WORK TO BE COMPLETED. The entries below should be given again exactly, minus their pictures.

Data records
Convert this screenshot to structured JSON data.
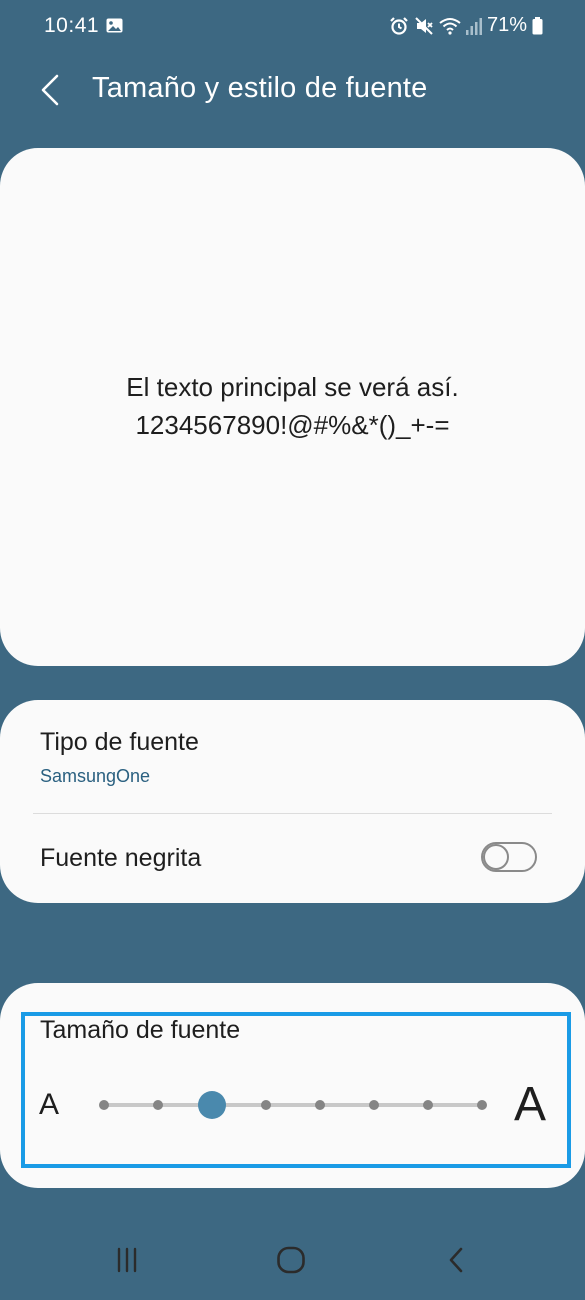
{
  "status_bar": {
    "time": "10:41",
    "battery": "71%",
    "icons": [
      "gallery-icon",
      "alarm-icon",
      "mute-icon",
      "wifi-icon",
      "signal-icon",
      "battery-icon"
    ]
  },
  "header": {
    "title": "Tamaño y estilo de fuente",
    "back_icon": "chevron-left-icon"
  },
  "preview": {
    "line1": "El texto principal se verá así.",
    "line2": "1234567890!@#%&*()_+-="
  },
  "font_settings": {
    "font_type_label": "Tipo de fuente",
    "font_type_value": "SamsungOne",
    "bold_label": "Fuente negrita",
    "bold_enabled": false
  },
  "font_size": {
    "label": "Tamaño de fuente",
    "small_glyph": "A",
    "large_glyph": "A",
    "steps": 8,
    "selected_index": 2
  },
  "nav_bar": {
    "icons": [
      "recent-apps-icon",
      "home-icon",
      "back-icon"
    ]
  },
  "colors": {
    "background": "#3d6882",
    "card": "#fafafa",
    "accent": "#4a89ad",
    "highlight": "#1a9be6",
    "link": "#2a6080"
  }
}
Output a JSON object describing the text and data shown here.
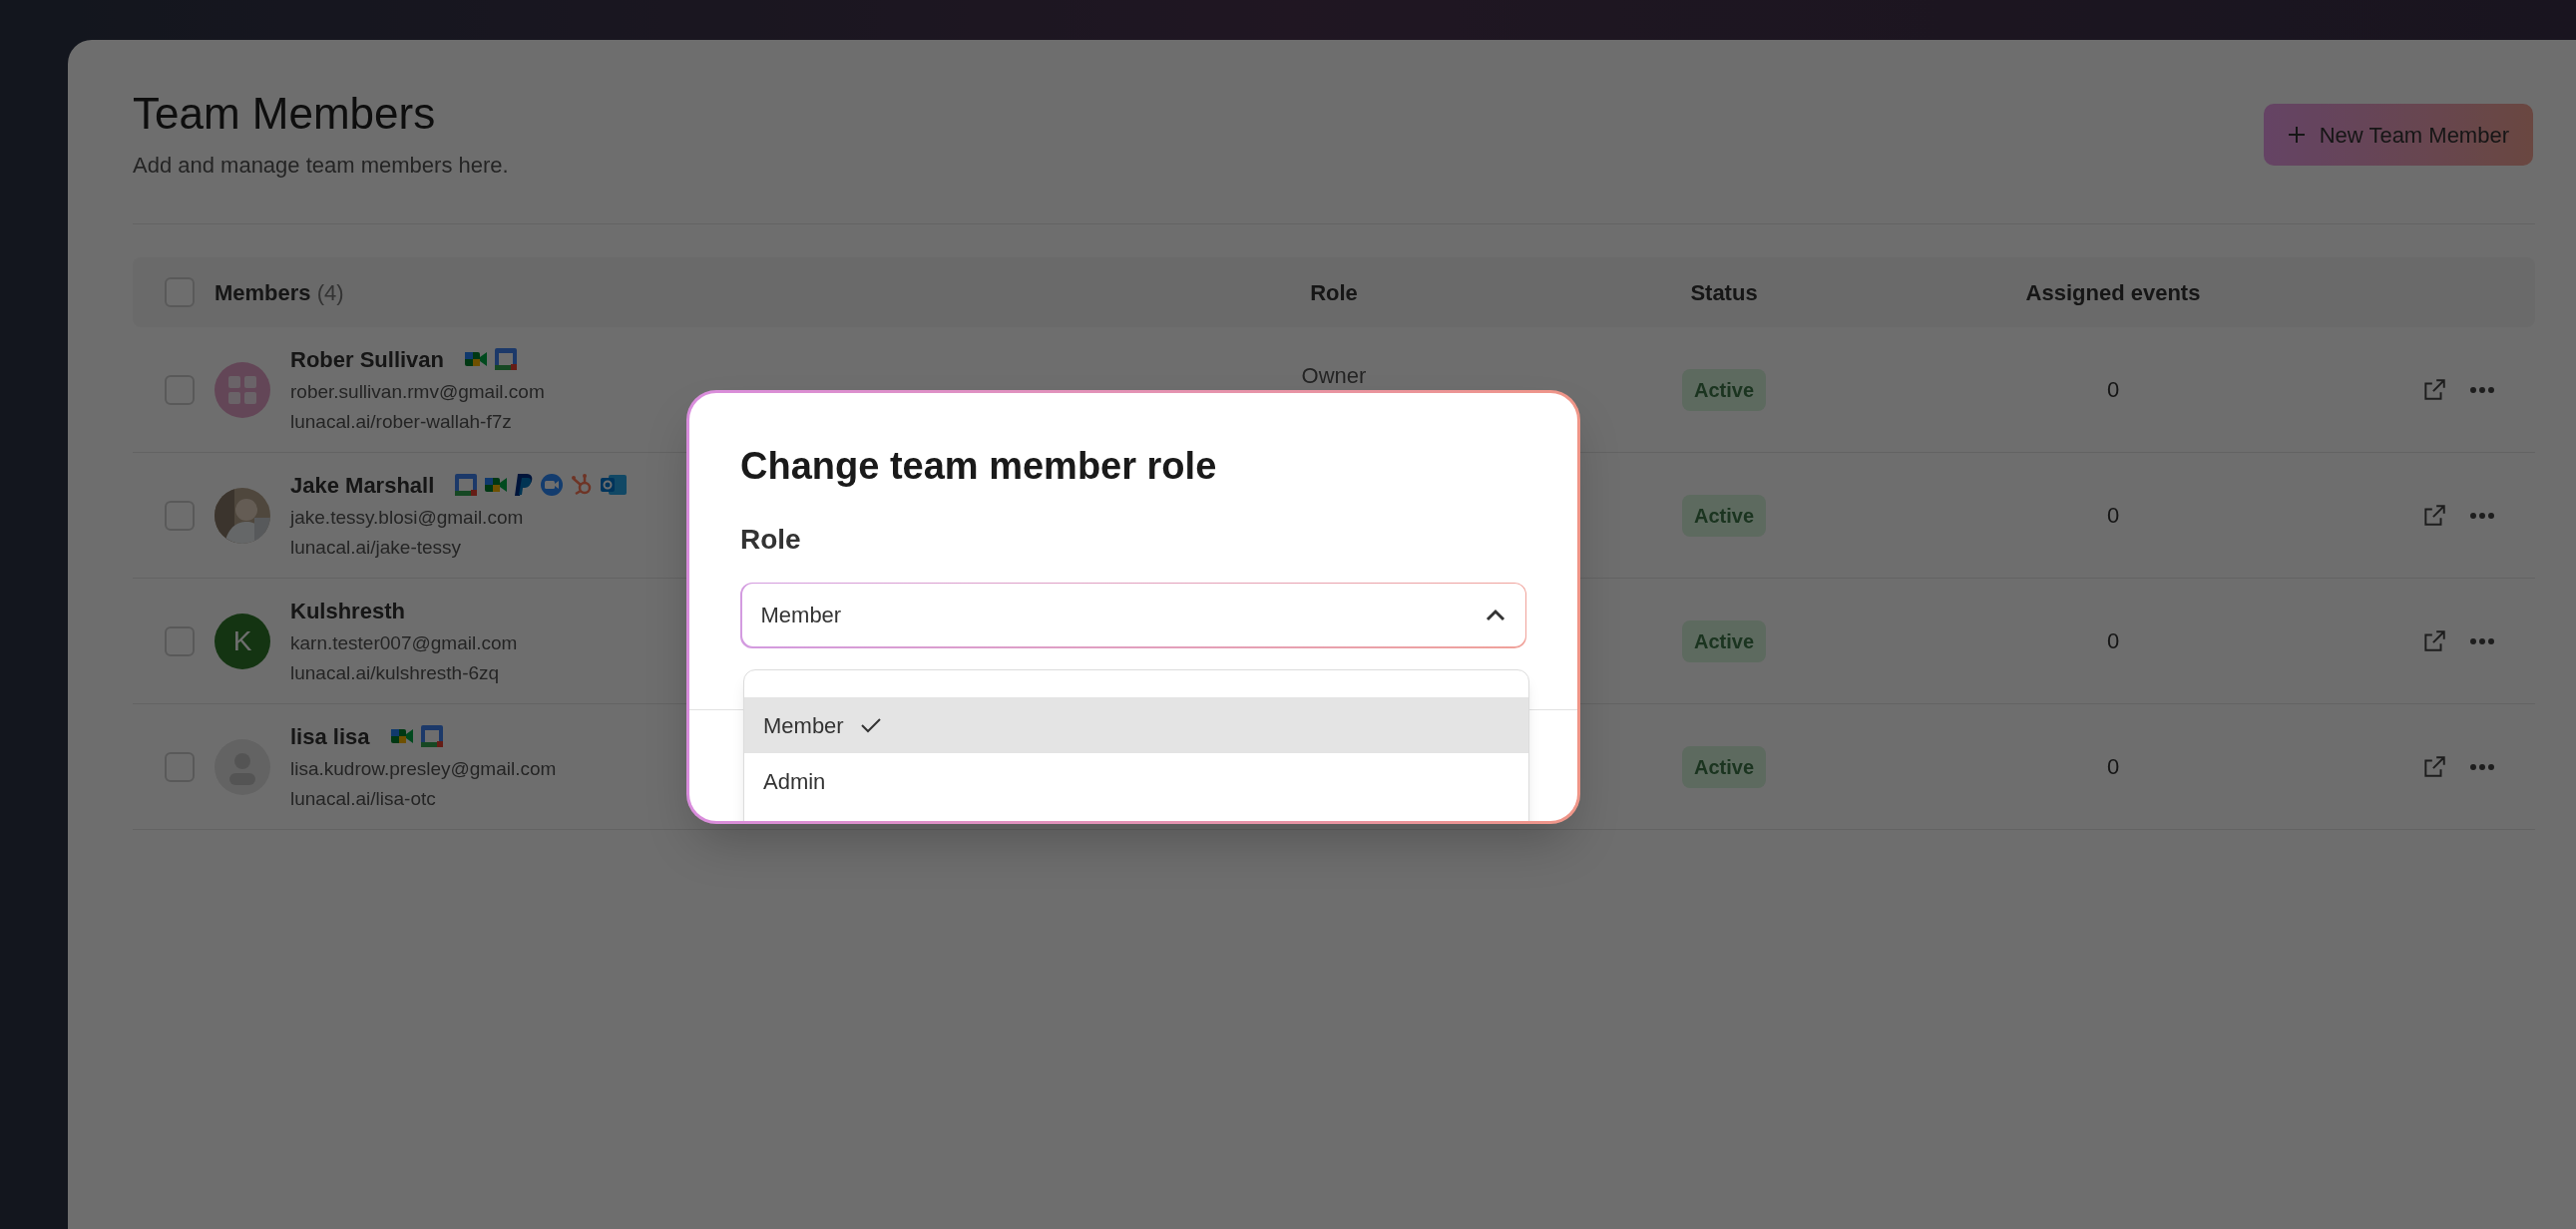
{
  "page": {
    "title": "Team Members",
    "subtitle": "Add and manage team members here.",
    "new_button": "New Team Member"
  },
  "table": {
    "select_all_checked": false,
    "columns": {
      "members": "Members",
      "members_count": "(4)",
      "role": "Role",
      "status": "Status",
      "assigned": "Assigned events"
    },
    "rows": [
      {
        "checked": false,
        "avatar": {
          "kind": "logo"
        },
        "name": "Rober Sullivan",
        "integrations": [
          {
            "kind": "meet"
          },
          {
            "kind": "calendar"
          }
        ],
        "email": "rober.sullivan.rmv@gmail.com",
        "link": "lunacal.ai/rober-wallah-f7z",
        "role": "Owner",
        "status": "Active",
        "assigned": "0"
      },
      {
        "checked": false,
        "name": "Jake Marshall",
        "integrations": [
          {
            "kind": "calendar"
          },
          {
            "kind": "meet"
          },
          {
            "kind": "paypal"
          },
          {
            "kind": "zoom"
          },
          {
            "kind": "hubspot"
          },
          {
            "kind": "outlook"
          }
        ],
        "email": "jake.tessy.blosi@gmail.com",
        "link": "lunacal.ai/jake-tessy",
        "status": "Active",
        "assigned": "0"
      },
      {
        "checked": false,
        "avatar": {
          "kind": "letter",
          "letter": "K"
        },
        "name": "Kulshresth",
        "integrations": [],
        "email": "karn.tester007@gmail.com",
        "link": "lunacal.ai/kulshresth-6zq",
        "status": "Active",
        "assigned": "0"
      },
      {
        "checked": false,
        "avatar": {
          "kind": "silhouette"
        },
        "name": "lisa lisa",
        "integrations": [
          {
            "kind": "meet"
          },
          {
            "kind": "calendar"
          }
        ],
        "email": "lisa.kudrow.presley@gmail.com",
        "link": "lunacal.ai/lisa-otc",
        "status": "Active",
        "assigned": "0"
      }
    ]
  },
  "dialog": {
    "title": "Change team member role",
    "field_label": "Role",
    "value": "Member",
    "expanded": true,
    "options": [
      {
        "label": "Member",
        "selected": true
      },
      {
        "label": "Admin",
        "selected": false
      }
    ]
  }
}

EXERCISE OUTPUT.
Convert this screenshot to structured JSON data.
{
  "status_bar": {
    "time": "10:41",
    "battery": "71%",
    "icons": [
      "gallery-icon",
      "alarm-icon",
      "mute-icon",
      "wifi-icon",
      "signal-icon",
      "battery-icon"
    ]
  },
  "header": {
    "title": "Tamaño y estilo de fuente",
    "back_icon": "chevron-left-icon"
  },
  "preview": {
    "line1": "El texto principal se verá así.",
    "line2": "1234567890!@#%&*()_+-="
  },
  "font_settings": {
    "font_type_label": "Tipo de fuente",
    "font_type_value": "SamsungOne",
    "bold_label": "Fuente negrita",
    "bold_enabled": false
  },
  "font_size": {
    "label": "Tamaño de fuente",
    "small_glyph": "A",
    "large_glyph": "A",
    "steps": 8,
    "selected_index": 2
  },
  "nav_bar": {
    "icons": [
      "recent-apps-icon",
      "home-icon",
      "back-icon"
    ]
  },
  "colors": {
    "background": "#3d6882",
    "card": "#fafafa",
    "accent": "#4a89ad",
    "highlight": "#1a9be6",
    "link": "#2a6080"
  }
}
Output a JSON object describing the text and data shown here.
{
  "page": {
    "title": "Team Members",
    "subtitle": "Add and manage team members here.",
    "new_button": "New Team Member"
  },
  "table": {
    "select_all_checked": false,
    "columns": {
      "members": "Members",
      "members_count": "(4)",
      "role": "Role",
      "status": "Status",
      "assigned": "Assigned events"
    },
    "rows": [
      {
        "checked": false,
        "avatar": {
          "kind": "logo"
        },
        "name": "Rober Sullivan",
        "integrations": [
          {
            "kind": "meet"
          },
          {
            "kind": "calendar"
          }
        ],
        "email": "rober.sullivan.rmv@gmail.com",
        "link": "lunacal.ai/rober-wallah-f7z",
        "role": "Owner",
        "status": "Active",
        "assigned": "0"
      },
      {
        "checked": false,
        "name": "Jake Marshall",
        "integrations": [
          {
            "kind": "calendar"
          },
          {
            "kind": "meet"
          },
          {
            "kind": "paypal"
          },
          {
            "kind": "zoom"
          },
          {
            "kind": "hubspot"
          },
          {
            "kind": "outlook"
          }
        ],
        "email": "jake.tessy.blosi@gmail.com",
        "link": "lunacal.ai/jake-tessy",
        "status": "Active",
        "assigned": "0"
      },
      {
        "checked": false,
        "avatar": {
          "kind": "letter",
          "letter": "K"
        },
        "name": "Kulshresth",
        "integrations": [],
        "email": "karn.tester007@gmail.com",
        "link": "lunacal.ai/kulshresth-6zq",
        "status": "Active",
        "assigned": "0"
      },
      {
        "checked": false,
        "avatar": {
          "kind": "silhouette"
        },
        "name": "lisa lisa",
        "integrations": [
          {
            "kind": "meet"
          },
          {
            "kind": "calendar"
          }
        ],
        "email": "lisa.kudrow.presley@gmail.com",
        "link": "lunacal.ai/lisa-otc",
        "status": "Active",
        "assigned": "0"
      }
    ]
  },
  "dialog": {
    "title": "Change team member role",
    "field_label": "Role",
    "value": "Member",
    "expanded": true,
    "options": [
      {
        "label": "Member",
        "selected": true
      },
      {
        "label": "Admin",
        "selected": false
      }
    ]
  }
}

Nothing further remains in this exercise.